- _Data excerpts_
- - - - -

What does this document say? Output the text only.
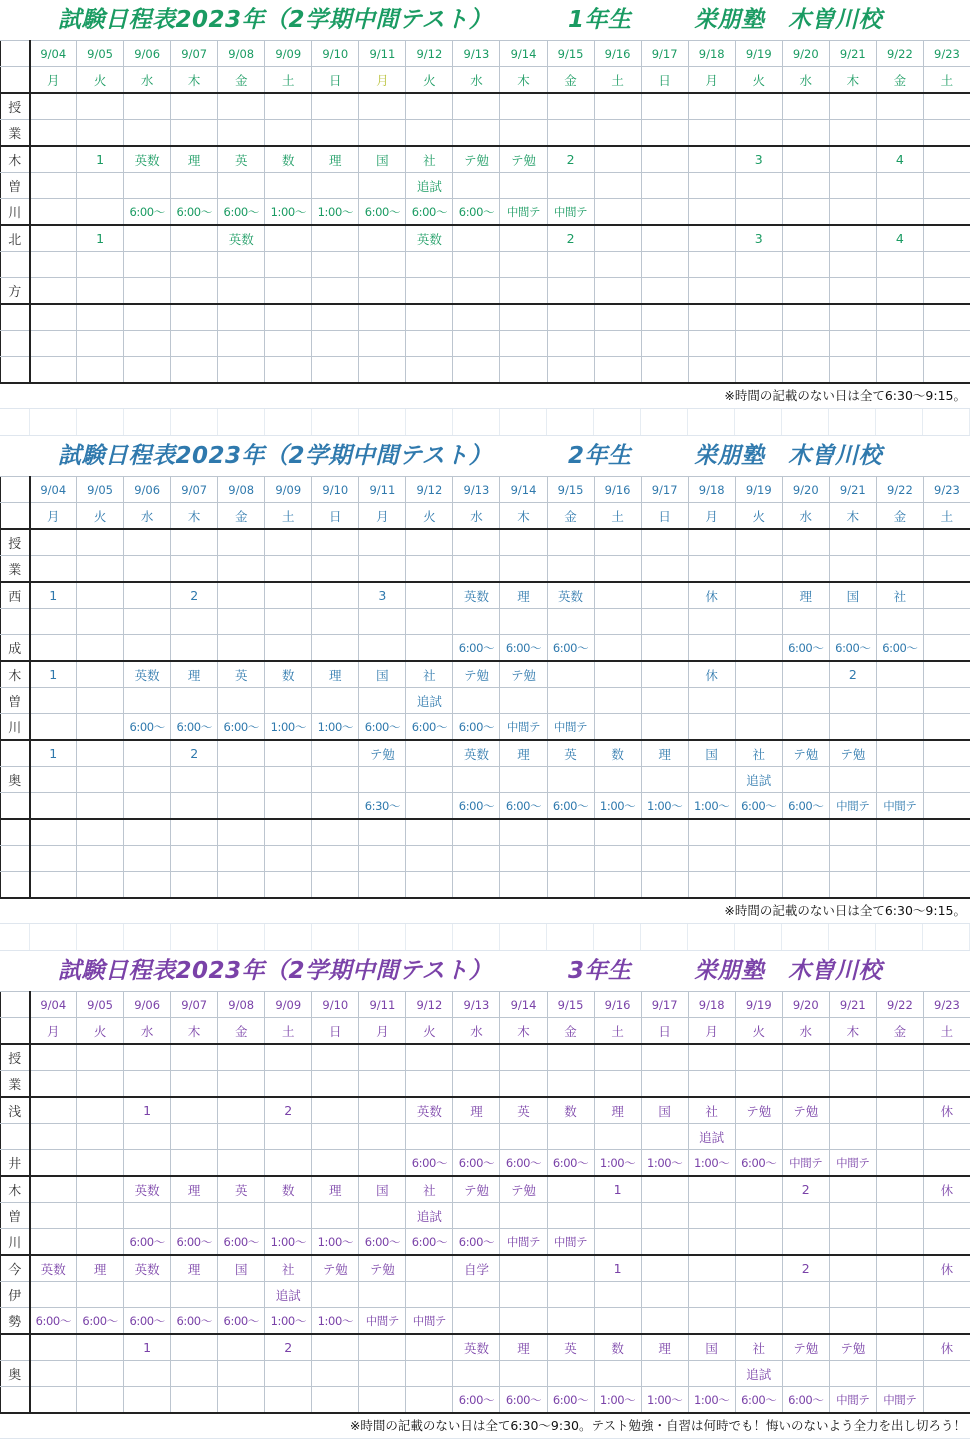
試験日程表2023年（2学期中間テスト）	1年生	栄朋塾　木曽川校
	9/04	9/05	9/06	9/07	9/08	9/09	9/10	9/11	9/12	9/13	9/14	9/15	9/16	9/17	9/18	9/19	9/20	9/21	9/22	9/23
	月	火	水	木	金	土	日	月	火	水	木	金	土	日	月	火	水	木	金	土
授																				
業																				
木		1	英数	理	英	数	理	国	社	テ勉	テ勉	2				3			4	
曽									追試											
川			6:00～	6:00～	6:00～	1:00～	1:00～	6:00～	6:00～	6:00～	中間テ	中間テ								
北		1			英数				英数			2				3			4	

方																				

※時間の記載のない日は全て6:30～9:15。
試験日程表2023年（2学期中間テスト）	2年生	栄朋塾　木曽川校
	9/04	9/05	9/06	9/07	9/08	9/09	9/10	9/11	9/12	9/13	9/14	9/15	9/16	9/17	9/18	9/19	9/20	9/21	9/22	9/23
	月	火	水	木	金	土	日	月	火	水	木	金	土	日	月	火	水	木	金	土
授																				
業																				
西	1			2				3		英数	理	英数			休		理	国	社	

成										6:00～	6:00～	6:00～					6:00～	6:00～	6:00～	
木	1		英数	理	英	数	理	国	社	テ勉	テ勉				休			2		
曽									追試											
川			6:00～	6:00～	6:00～	1:00～	1:00～	6:00～	6:00～	6:00～	中間テ	中間テ								
	1			2				テ勉		英数	理	英	数	理	国	社	テ勉	テ勉		
奥																追試				
								6:30～		6:00～	6:00～	6:00～	1:00～	1:00～	1:00～	6:00～	6:00～	中間テ	中間テ	

※時間の記載のない日は全て6:30～9:15。
試験日程表2023年（2学期中間テスト）	3年生	栄朋塾　木曽川校
	9/04	9/05	9/06	9/07	9/08	9/09	9/10	9/11	9/12	9/13	9/14	9/15	9/16	9/17	9/18	9/19	9/20	9/21	9/22	9/23
	月	火	水	木	金	土	日	月	火	水	木	金	土	日	月	火	水	木	金	土
授																				
業																				
浅			1			2			英数	理	英	数	理	国	社	テ勉	テ勉			休
															追試					
井									6:00～	6:00～	6:00～	6:00～	1:00～	1:00～	1:00～	6:00～	中間テ	中間テ		
木			英数	理	英	数	理	国	社	テ勉	テ勉		1				2			休
曽									追試											
川			6:00～	6:00～	6:00～	1:00～	1:00～	6:00～	6:00～	6:00～	中間テ	中間テ								
今	英数	理	英数	理	国	社	テ勉	テ勉		自学			1				2			休
伊						追試														
勢	6:00～	6:00～	6:00～	6:00～	6:00～	1:00～	1:00～	中間テ	中間テ											
			1			2				英数	理	英	数	理	国	社	テ勉	テ勉		休
奥																追試				
										6:00～	6:00～	6:00～	1:00～	1:00～	1:00～	6:00～	6:00～	中間テ	中間テ	
※時間の記載のない日は全て6:30～9:30。テスト勉強・自習は何時でも！悔いのないよう全力を出し切ろう！
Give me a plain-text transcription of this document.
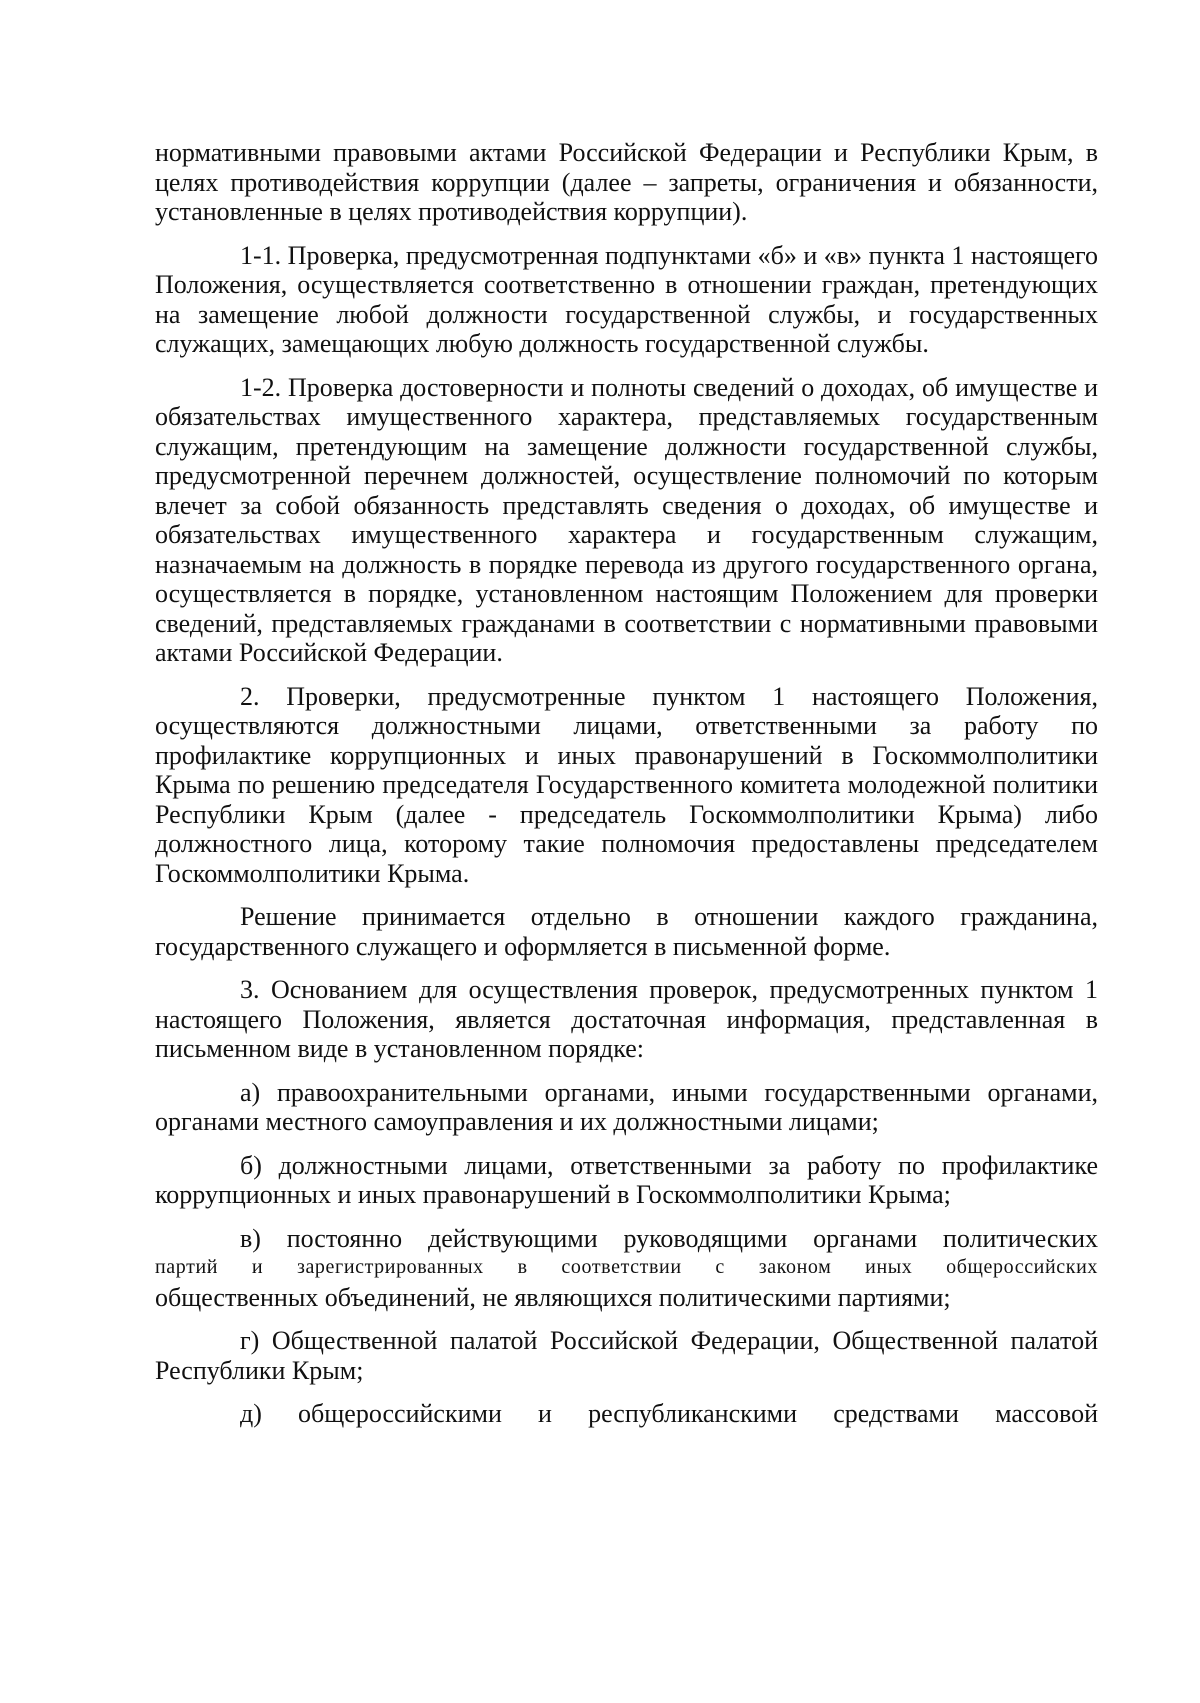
нормативными правовыми актами Российской Федерации и Республики Крым, в целях противодействия коррупции (далее – запреты, ограничения и обязанности, установленные в целях противодействия коррупции).

1-1. Проверка, предусмотренная подпунктами «б» и «в» пункта 1 настоящего Положения, осуществляется соответственно в отношении граждан, претендующих на замещение любой должности государственной службы, и государственных служащих, замещающих любую должность государственной службы.

1-2. Проверка достоверности и полноты сведений о доходах, об имуществе и обязательствах имущественного характера, представляемых государственным служащим, претендующим на замещение должности государственной службы, предусмотренной перечнем должностей, осуществление полномочий по которым влечет за собой обязанность представлять сведения о доходах, об имуществе и обязательствах имущественного характера и государственным служащим, назначаемым на должность в порядке перевода из другого государственного органа, осуществляется в порядке, установленном настоящим Положением для проверки сведений, представляемых гражданами в соответствии с нормативными правовыми актами Российской Федерации.

2. Проверки, предусмотренные пунктом 1 настоящего Положения, осуществляются должностными лицами, ответственными за работу по профилактике коррупционных и иных правонарушений в Госкоммолполитики Крыма по решению председателя Государственного комитета молодежной политики Республики Крым (далее - председатель Госкоммолполитики Крыма) либо должностного лица, которому такие полномочия предоставлены председателем Госкоммолполитики Крыма.

Решение принимается отдельно в отношении каждого гражданина, государственного служащего и оформляется в письменной форме.

3. Основанием для осуществления проверок, предусмотренных пунктом 1 настоящего Положения, является достаточная информация, представленная в письменном виде в установленном порядке:

а) правоохранительными органами, иными государственными органами, органами местного самоуправления и их должностными лицами;

б) должностными лицами, ответственными за работу по профилактике коррупционных и иных правонарушений в Госкоммолполитики Крыма;

в) постоянно действующими руководящими органами политических

партий и зарегистрированных в соответствии с законом иных общероссийских

общественных объединений, не являющихся политическими партиями;

г) Общественной палатой Российской Федерации, Общественной палатой Республики Крым;

д) общероссийскими и республиканскими средствами массовой
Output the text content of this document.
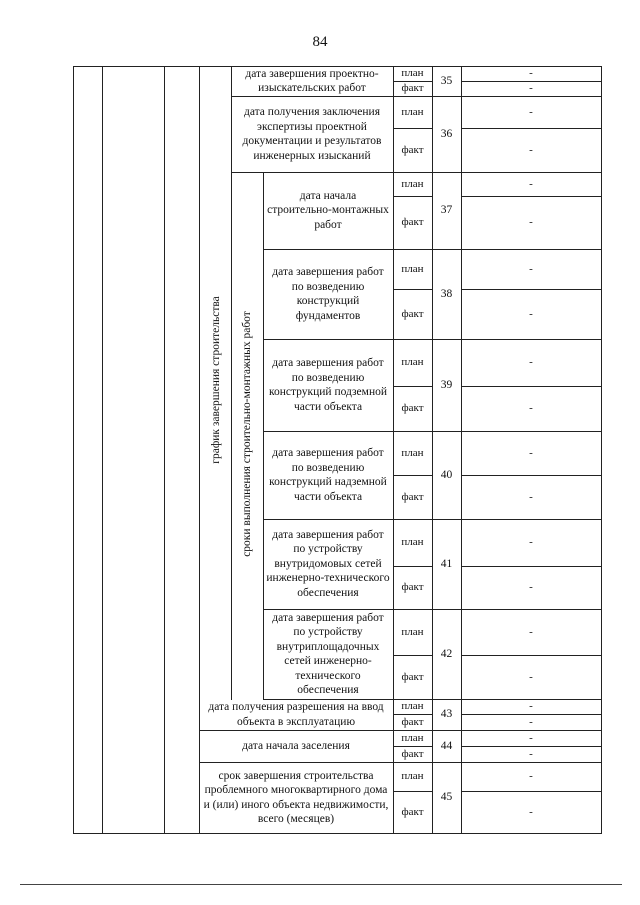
84
график завершения строительства сроки выполнения строительно-монтажных работ
дата завершения проектно-изыскательских работ
план
факт
35
-
-
дата получения заключения экспертизы проектной документации и результатов инженерных изысканий
план
факт
36
-
-
дата начала строительно-монтажных работ
план
факт
37
-
-
дата завершения работ по возведению конструкций фундаментов
план
факт
38
-
-
дата завершения работ по возведению конструкций подземной части объекта
план
факт
39
-
-
дата завершения работ по возведению конструкций надземной части объекта
план
факт
40
-
-
дата завершения работ по устройству внутридомовых сетей инженерно-технического обеспечения
план
факт
41
-
-
дата завершения работ по устройству внутриплощадочных сетей инженерно-технического обеспечения
план
факт
42
-
-
дата получения разрешения на ввод объекта в эксплуатацию
план
факт
43
-
-
дата начала заселения
план
факт
44
-
-
срок завершения строительства проблемного многоквартирного дома и (или) иного объекта недвижимости, всего (месяцев)
план
факт
45
-
-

- - - - -

- _Request_
Please transcribe the material above exactly as written. Leave the pictures out.

- _Complete response_
What does this document say? Output the text only.
試験日程表2023年（2学期中間テスト）	1年生	栄朋塾　木曽川校
	9/04	9/05	9/06	9/07	9/08	9/09	9/10	9/11	9/12	9/13	9/14	9/15	9/16	9/17	9/18	9/19	9/20	9/21	9/22	9/23
	月	火	水	木	金	土	日	月	火	水	木	金	土	日	月	火	水	木	金	土
授																				
業																				
木		1	英数	理	英	数	理	国	社	テ勉	テ勉	2				3			4	
曽									追試											
川			6:00～	6:00～	6:00～	1:00～	1:00～	6:00～	6:00～	6:00～	中間テ	中間テ								
北		1			英数				英数			2				3			4	

方																				

※時間の記載のない日は全て6:30～9:15。
試験日程表2023年（2学期中間テスト）	2年生	栄朋塾　木曽川校
	9/04	9/05	9/06	9/07	9/08	9/09	9/10	9/11	9/12	9/13	9/14	9/15	9/16	9/17	9/18	9/19	9/20	9/21	9/22	9/23
	月	火	水	木	金	土	日	月	火	水	木	金	土	日	月	火	水	木	金	土
授																				
業																				
西	1			2				3		英数	理	英数			休		理	国	社	

成										6:00～	6:00～	6:00～					6:00～	6:00～	6:00～	
木	1		英数	理	英	数	理	国	社	テ勉	テ勉				休			2		
曽									追試											
川			6:00～	6:00～	6:00～	1:00～	1:00～	6:00～	6:00～	6:00～	中間テ	中間テ								
	1			2				テ勉		英数	理	英	数	理	国	社	テ勉	テ勉		
奥																追試				
								6:30～		6:00～	6:00～	6:00～	1:00～	1:00～	1:00～	6:00～	6:00～	中間テ	中間テ	

※時間の記載のない日は全て6:30～9:15。
試験日程表2023年（2学期中間テスト）	3年生	栄朋塾　木曽川校
	9/04	9/05	9/06	9/07	9/08	9/09	9/10	9/11	9/12	9/13	9/14	9/15	9/16	9/17	9/18	9/19	9/20	9/21	9/22	9/23
	月	火	水	木	金	土	日	月	火	水	木	金	土	日	月	火	水	木	金	土
授																				
業																				
浅			1			2			英数	理	英	数	理	国	社	テ勉	テ勉			休
															追試					
井									6:00～	6:00～	6:00～	6:00～	1:00～	1:00～	1:00～	6:00～	中間テ	中間テ		
木			英数	理	英	数	理	国	社	テ勉	テ勉		1				2			休
曽									追試											
川			6:00～	6:00～	6:00～	1:00～	1:00～	6:00～	6:00～	6:00～	中間テ	中間テ								
今	英数	理	英数	理	国	社	テ勉	テ勉		自学			1				2			休
伊						追試														
勢	6:00～	6:00～	6:00～	6:00～	6:00～	1:00～	1:00～	中間テ	中間テ											
			1			2				英数	理	英	数	理	国	社	テ勉	テ勉		休
奥																追試				
										6:00～	6:00～	6:00～	1:00～	1:00～	1:00～	6:00～	6:00～	中間テ	中間テ	
※時間の記載のない日は全て6:30～9:30。テスト勉強・自習は何時でも！悔いのないよう全力を出し切ろう！
Give me a plain-text transcription of this document.
нормативными правовыми актами Российской Федерации и Республики Крым, в целях противодействия коррупции (далее – запреты, ограничения и обязанности, установленные в целях противодействия коррупции).

1-1. Проверка, предусмотренная подпунктами «б» и «в» пункта 1 настоящего Положения, осуществляется соответственно в отношении граждан, претендующих на замещение любой должности государственной службы, и государственных служащих, замещающих любую должность государственной службы.

1-2. Проверка достоверности и полноты сведений о доходах, об имуществе и обязательствах имущественного характера, представляемых государственным служащим, претендующим на замещение должности государственной службы, предусмотренной перечнем должностей, осуществление полномочий по которым влечет за собой обязанность представлять сведения о доходах, об имуществе и обязательствах имущественного характера и государственным служащим, назначаемым на должность в порядке перевода из другого государственного органа, осуществляется в порядке, установленном настоящим Положением для проверки сведений, представляемых гражданами в соответствии с нормативными правовыми актами Российской Федерации.

2. Проверки, предусмотренные пунктом 1 настоящего Положения, осуществляются должностными лицами, ответственными за работу по профилактике коррупционных и иных правонарушений в Госкоммолполитики Крыма по решению председателя Государственного комитета молодежной политики Республики Крым (далее - председатель Госкоммолполитики Крыма) либо должностного лица, которому такие полномочия предоставлены председателем Госкоммолполитики Крыма.

Решение принимается отдельно в отношении каждого гражданина, государственного служащего и оформляется в письменной форме.

3. Основанием для осуществления проверок, предусмотренных пунктом 1 настоящего Положения, является достаточная информация, представленная в письменном виде в установленном порядке:

а) правоохранительными органами, иными государственными органами, органами местного самоуправления и их должностными лицами;

б) должностными лицами, ответственными за работу по профилактике коррупционных и иных правонарушений в Госкоммолполитики Крыма;

в) постоянно действующими руководящими органами политических

партий и зарегистрированных в соответствии с законом иных общероссийских

общественных объединений, не являющихся политическими партиями;

г) Общественной палатой Российской Федерации, Общественной палатой Республики Крым;

д) общероссийскими и республиканскими средствами массовой
Output the text content of this document.
84
график завершения строительства сроки выполнения строительно-монтажных работ
дата завершения проектно-изыскательских работ
план
факт
35
-
-
дата получения заключения экспертизы проектной документации и результатов инженерных изысканий
план
факт
36
-
-
дата начала строительно-монтажных работ
план
факт
37
-
-
дата завершения работ по возведению конструкций фундаментов
план
факт
38
-
-
дата завершения работ по возведению конструкций подземной части объекта
план
факт
39
-
-
дата завершения работ по возведению конструкций надземной части объекта
план
факт
40
-
-
дата завершения работ по устройству внутридомовых сетей инженерно-технического обеспечения
план
факт
41
-
-
дата завершения работ по устройству внутриплощадочных сетей инженерно-технического обеспечения
план
факт
42
-
-
дата получения разрешения на ввод объекта в эксплуатацию
план
факт
43
-
-
дата начала заселения
план
факт
44
-
-
срок завершения строительства проблемного многоквартирного дома и (или) иного объекта недвижимости, всего (месяцев)
план
факт
45
-
-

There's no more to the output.